Task brief | Copy out all of the data exactly as it appears.

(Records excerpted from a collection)
"""

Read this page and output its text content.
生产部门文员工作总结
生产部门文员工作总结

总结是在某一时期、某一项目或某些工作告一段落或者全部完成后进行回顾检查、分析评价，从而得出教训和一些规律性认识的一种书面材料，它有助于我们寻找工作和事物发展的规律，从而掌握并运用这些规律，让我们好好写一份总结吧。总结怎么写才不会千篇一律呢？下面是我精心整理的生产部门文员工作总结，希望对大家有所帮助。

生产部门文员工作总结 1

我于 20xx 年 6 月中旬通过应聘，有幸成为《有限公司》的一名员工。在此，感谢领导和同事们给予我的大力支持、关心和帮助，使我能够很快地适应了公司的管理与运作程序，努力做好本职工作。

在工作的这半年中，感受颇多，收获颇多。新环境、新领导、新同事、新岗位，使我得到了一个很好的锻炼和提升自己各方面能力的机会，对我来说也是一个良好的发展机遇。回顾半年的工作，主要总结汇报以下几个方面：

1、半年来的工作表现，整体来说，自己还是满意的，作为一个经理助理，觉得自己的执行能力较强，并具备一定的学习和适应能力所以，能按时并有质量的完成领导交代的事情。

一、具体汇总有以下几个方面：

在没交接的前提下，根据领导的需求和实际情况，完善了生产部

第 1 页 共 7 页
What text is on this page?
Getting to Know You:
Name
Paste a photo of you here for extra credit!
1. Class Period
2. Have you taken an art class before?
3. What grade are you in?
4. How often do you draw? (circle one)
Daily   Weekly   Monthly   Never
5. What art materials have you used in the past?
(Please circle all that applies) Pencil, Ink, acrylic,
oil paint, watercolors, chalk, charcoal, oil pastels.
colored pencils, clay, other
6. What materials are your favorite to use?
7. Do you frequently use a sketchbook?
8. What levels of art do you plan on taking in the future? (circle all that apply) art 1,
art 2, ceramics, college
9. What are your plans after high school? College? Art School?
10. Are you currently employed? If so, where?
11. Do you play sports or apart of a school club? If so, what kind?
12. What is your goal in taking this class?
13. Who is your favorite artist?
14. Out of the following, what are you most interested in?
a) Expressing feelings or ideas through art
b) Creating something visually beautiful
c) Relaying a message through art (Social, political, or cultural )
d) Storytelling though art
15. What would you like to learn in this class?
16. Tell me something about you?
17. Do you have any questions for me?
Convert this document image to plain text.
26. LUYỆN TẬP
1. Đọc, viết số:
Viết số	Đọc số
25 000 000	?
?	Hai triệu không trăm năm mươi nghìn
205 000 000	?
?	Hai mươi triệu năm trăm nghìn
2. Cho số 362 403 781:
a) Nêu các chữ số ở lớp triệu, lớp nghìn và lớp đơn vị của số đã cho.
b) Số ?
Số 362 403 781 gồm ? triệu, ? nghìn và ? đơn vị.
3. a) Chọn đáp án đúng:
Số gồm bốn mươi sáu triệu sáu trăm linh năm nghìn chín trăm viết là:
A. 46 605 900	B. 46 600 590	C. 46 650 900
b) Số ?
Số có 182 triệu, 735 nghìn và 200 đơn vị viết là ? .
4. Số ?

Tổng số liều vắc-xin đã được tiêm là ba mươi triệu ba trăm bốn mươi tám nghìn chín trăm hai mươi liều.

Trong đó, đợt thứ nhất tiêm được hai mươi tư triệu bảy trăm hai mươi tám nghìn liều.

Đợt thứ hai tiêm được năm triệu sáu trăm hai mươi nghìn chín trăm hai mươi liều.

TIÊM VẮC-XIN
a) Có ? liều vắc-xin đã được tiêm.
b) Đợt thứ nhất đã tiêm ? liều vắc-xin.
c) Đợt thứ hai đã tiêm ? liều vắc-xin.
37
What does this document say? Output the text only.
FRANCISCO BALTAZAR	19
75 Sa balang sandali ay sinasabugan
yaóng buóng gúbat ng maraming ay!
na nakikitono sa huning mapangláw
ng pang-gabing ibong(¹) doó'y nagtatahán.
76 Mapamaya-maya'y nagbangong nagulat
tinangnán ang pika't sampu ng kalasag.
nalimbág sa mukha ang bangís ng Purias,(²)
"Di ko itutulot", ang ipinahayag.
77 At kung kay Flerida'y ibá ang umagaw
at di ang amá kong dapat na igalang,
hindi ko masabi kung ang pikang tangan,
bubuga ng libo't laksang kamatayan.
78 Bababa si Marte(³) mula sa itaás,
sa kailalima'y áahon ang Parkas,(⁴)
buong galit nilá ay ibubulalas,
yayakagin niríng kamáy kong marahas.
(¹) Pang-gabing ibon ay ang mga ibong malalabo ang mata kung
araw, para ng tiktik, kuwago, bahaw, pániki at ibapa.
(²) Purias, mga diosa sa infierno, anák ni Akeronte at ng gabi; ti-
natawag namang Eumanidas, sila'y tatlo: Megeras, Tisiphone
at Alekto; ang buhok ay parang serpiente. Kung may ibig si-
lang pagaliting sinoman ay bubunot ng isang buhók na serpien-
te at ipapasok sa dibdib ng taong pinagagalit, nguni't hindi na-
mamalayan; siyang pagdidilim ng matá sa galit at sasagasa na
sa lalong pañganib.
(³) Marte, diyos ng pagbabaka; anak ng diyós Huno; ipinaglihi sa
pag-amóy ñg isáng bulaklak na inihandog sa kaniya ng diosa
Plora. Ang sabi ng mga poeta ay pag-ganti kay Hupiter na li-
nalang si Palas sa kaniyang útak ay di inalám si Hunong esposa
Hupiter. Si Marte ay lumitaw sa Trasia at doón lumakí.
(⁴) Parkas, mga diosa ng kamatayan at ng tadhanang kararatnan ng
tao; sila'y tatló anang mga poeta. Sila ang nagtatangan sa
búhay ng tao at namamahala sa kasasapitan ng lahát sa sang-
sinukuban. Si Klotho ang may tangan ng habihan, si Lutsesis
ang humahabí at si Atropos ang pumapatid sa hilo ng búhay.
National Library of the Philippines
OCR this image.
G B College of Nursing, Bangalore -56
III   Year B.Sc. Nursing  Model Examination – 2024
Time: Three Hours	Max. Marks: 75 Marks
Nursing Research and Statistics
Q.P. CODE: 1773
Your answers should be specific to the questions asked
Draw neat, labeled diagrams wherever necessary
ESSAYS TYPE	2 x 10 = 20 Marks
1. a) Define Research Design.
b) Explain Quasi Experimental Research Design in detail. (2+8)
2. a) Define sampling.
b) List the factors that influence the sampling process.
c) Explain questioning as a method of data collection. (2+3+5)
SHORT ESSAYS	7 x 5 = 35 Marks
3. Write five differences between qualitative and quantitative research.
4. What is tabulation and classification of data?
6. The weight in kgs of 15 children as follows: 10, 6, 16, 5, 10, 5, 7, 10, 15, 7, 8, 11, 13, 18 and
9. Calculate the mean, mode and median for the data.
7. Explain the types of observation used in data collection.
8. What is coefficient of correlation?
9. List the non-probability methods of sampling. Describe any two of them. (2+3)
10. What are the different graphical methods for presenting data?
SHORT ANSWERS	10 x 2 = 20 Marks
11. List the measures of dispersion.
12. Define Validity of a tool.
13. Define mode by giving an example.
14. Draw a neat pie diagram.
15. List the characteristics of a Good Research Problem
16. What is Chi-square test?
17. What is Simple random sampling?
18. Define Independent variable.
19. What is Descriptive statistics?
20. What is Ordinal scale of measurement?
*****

"""

Output of the task |
Read this page and output its text content.
生产部门文员工作总结
生产部门文员工作总结

总结是在某一时期、某一项目或某些工作告一段落或者全部完成后进行回顾检查、分析评价，从而得出教训和一些规律性认识的一种书面材料，它有助于我们寻找工作和事物发展的规律，从而掌握并运用这些规律，让我们好好写一份总结吧。总结怎么写才不会千篇一律呢？下面是我精心整理的生产部门文员工作总结，希望对大家有所帮助。

生产部门文员工作总结 1

我于 20xx 年 6 月中旬通过应聘，有幸成为《有限公司》的一名员工。在此，感谢领导和同事们给予我的大力支持、关心和帮助，使我能够很快地适应了公司的管理与运作程序，努力做好本职工作。

在工作的这半年中，感受颇多，收获颇多。新环境、新领导、新同事、新岗位，使我得到了一个很好的锻炼和提升自己各方面能力的机会，对我来说也是一个良好的发展机遇。回顾半年的工作，主要总结汇报以下几个方面：

1、半年来的工作表现，整体来说，自己还是满意的，作为一个经理助理，觉得自己的执行能力较强，并具备一定的学习和适应能力所以，能按时并有质量的完成领导交代的事情。

一、具体汇总有以下几个方面：

在没交接的前提下，根据领导的需求和实际情况，完善了生产部

第 1 页 共 7 页
What text is on this page?
Getting to Know You:
Name
Paste a photo of you here for extra credit!
1. Class Period
2. Have you taken an art class before?
3. What grade are you in?
4. How often do you draw? (circle one)
Daily   Weekly   Monthly   Never
5. What art materials have you used in the past?
(Please circle all that applies) Pencil, Ink, acrylic,
oil paint, watercolors, chalk, charcoal, oil pastels.
colored pencils, clay, other
6. What materials are your favorite to use?
7. Do you frequently use a sketchbook?
8. What levels of art do you plan on taking in the future? (circle all that apply) art 1,
art 2, ceramics, college
9. What are your plans after high school? College? Art School?
10. Are you currently employed? If so, where?
11. Do you play sports or apart of a school club? If so, what kind?
12. What is your goal in taking this class?
13. Who is your favorite artist?
14. Out of the following, what are you most interested in?
a) Expressing feelings or ideas through art
b) Creating something visually beautiful
c) Relaying a message through art (Social, political, or cultural )
d) Storytelling though art
15. What would you like to learn in this class?
16. Tell me something about you?
17. Do you have any questions for me?
Convert this document image to plain text.
26. LUYỆN TẬP
1. Đọc, viết số:
Viết số	Đọc số
25 000 000	?
?	Hai triệu không trăm năm mươi nghìn
205 000 000	?
?	Hai mươi triệu năm trăm nghìn
2. Cho số 362 403 781:
a) Nêu các chữ số ở lớp triệu, lớp nghìn và lớp đơn vị của số đã cho.
b) Số ?
Số 362 403 781 gồm ? triệu, ? nghìn và ? đơn vị.
3. a) Chọn đáp án đúng:
Số gồm bốn mươi sáu triệu sáu trăm linh năm nghìn chín trăm viết là:
A. 46 605 900	B. 46 600 590	C. 46 650 900
b) Số ?
Số có 182 triệu, 735 nghìn và 200 đơn vị viết là ? .
4. Số ?

Tổng số liều vắc-xin đã được tiêm là ba mươi triệu ba trăm bốn mươi tám nghìn chín trăm hai mươi liều.

Trong đó, đợt thứ nhất tiêm được hai mươi tư triệu bảy trăm hai mươi tám nghìn liều.

Đợt thứ hai tiêm được năm triệu sáu trăm hai mươi nghìn chín trăm hai mươi liều.

TIÊM VẮC-XIN
a) Có ? liều vắc-xin đã được tiêm.
b) Đợt thứ nhất đã tiêm ? liều vắc-xin.
c) Đợt thứ hai đã tiêm ? liều vắc-xin.
37
What does this document say? Output the text only.
FRANCISCO BALTAZAR	19
75 Sa balang sandali ay sinasabugan
yaóng buóng gúbat ng maraming ay!
na nakikitono sa huning mapangláw
ng pang-gabing ibong(¹) doó'y nagtatahán.
76 Mapamaya-maya'y nagbangong nagulat
tinangnán ang pika't sampu ng kalasag.
nalimbág sa mukha ang bangís ng Purias,(²)
"Di ko itutulot", ang ipinahayag.
77 At kung kay Flerida'y ibá ang umagaw
at di ang amá kong dapat na igalang,
hindi ko masabi kung ang pikang tangan,
bubuga ng libo't laksang kamatayan.
78 Bababa si Marte(³) mula sa itaás,
sa kailalima'y áahon ang Parkas,(⁴)
buong galit nilá ay ibubulalas,
yayakagin niríng kamáy kong marahas.
(¹) Pang-gabing ibon ay ang mga ibong malalabo ang mata kung
araw, para ng tiktik, kuwago, bahaw, pániki at ibapa.
(²) Purias, mga diosa sa infierno, anák ni Akeronte at ng gabi; ti-
natawag namang Eumanidas, sila'y tatlo: Megeras, Tisiphone
at Alekto; ang buhok ay parang serpiente. Kung may ibig si-
lang pagaliting sinoman ay bubunot ng isang buhók na serpien-
te at ipapasok sa dibdib ng taong pinagagalit, nguni't hindi na-
mamalayan; siyang pagdidilim ng matá sa galit at sasagasa na
sa lalong pañganib.
(³) Marte, diyos ng pagbabaka; anak ng diyós Huno; ipinaglihi sa
pag-amóy ñg isáng bulaklak na inihandog sa kaniya ng diosa
Plora. Ang sabi ng mga poeta ay pag-ganti kay Hupiter na li-
nalang si Palas sa kaniyang útak ay di inalám si Hunong esposa
Hupiter. Si Marte ay lumitaw sa Trasia at doón lumakí.
(⁴) Parkas, mga diosa ng kamatayan at ng tadhanang kararatnan ng
tao; sila'y tatló anang mga poeta. Sila ang nagtatangan sa
búhay ng tao at namamahala sa kasasapitan ng lahát sa sang-
sinukuban. Si Klotho ang may tangan ng habihan, si Lutsesis
ang humahabí at si Atropos ang pumapatid sa hilo ng búhay.
National Library of the Philippines
OCR this image.
G B College of Nursing, Bangalore -56
III   Year B.Sc. Nursing  Model Examination – 2024
Time: Three Hours	Max. Marks: 75 Marks
Nursing Research and Statistics
Q.P. CODE: 1773
Your answers should be specific to the questions asked
Draw neat, labeled diagrams wherever necessary
ESSAYS TYPE	2 x 10 = 20 Marks
1. a) Define Research Design.
b) Explain Quasi Experimental Research Design in detail. (2+8)
2. a) Define sampling.
b) List the factors that influence the sampling process.
c) Explain questioning as a method of data collection. (2+3+5)
SHORT ESSAYS	7 x 5 = 35 Marks
3. Write five differences between qualitative and quantitative research.
4. What is tabulation and classification of data?
6. The weight in kgs of 15 children as follows: 10, 6, 16, 5, 10, 5, 7, 10, 15, 7, 8, 11, 13, 18 and
9. Calculate the mean, mode and median for the data.
7. Explain the types of observation used in data collection.
8. What is coefficient of correlation?
9. List the non-probability methods of sampling. Describe any two of them. (2+3)
10. What are the different graphical methods for presenting data?
SHORT ANSWERS	10 x 2 = 20 Marks
11. List the measures of dispersion.
12. Define Validity of a tool.
13. Define mode by giving an example.
14. Draw a neat pie diagram.
15. List the characteristics of a Good Research Problem
16. What is Chi-square test?
17. What is Simple random sampling?
18. Define Independent variable.
19. What is Descriptive statistics?
20. What is Ordinal scale of measurement?
*****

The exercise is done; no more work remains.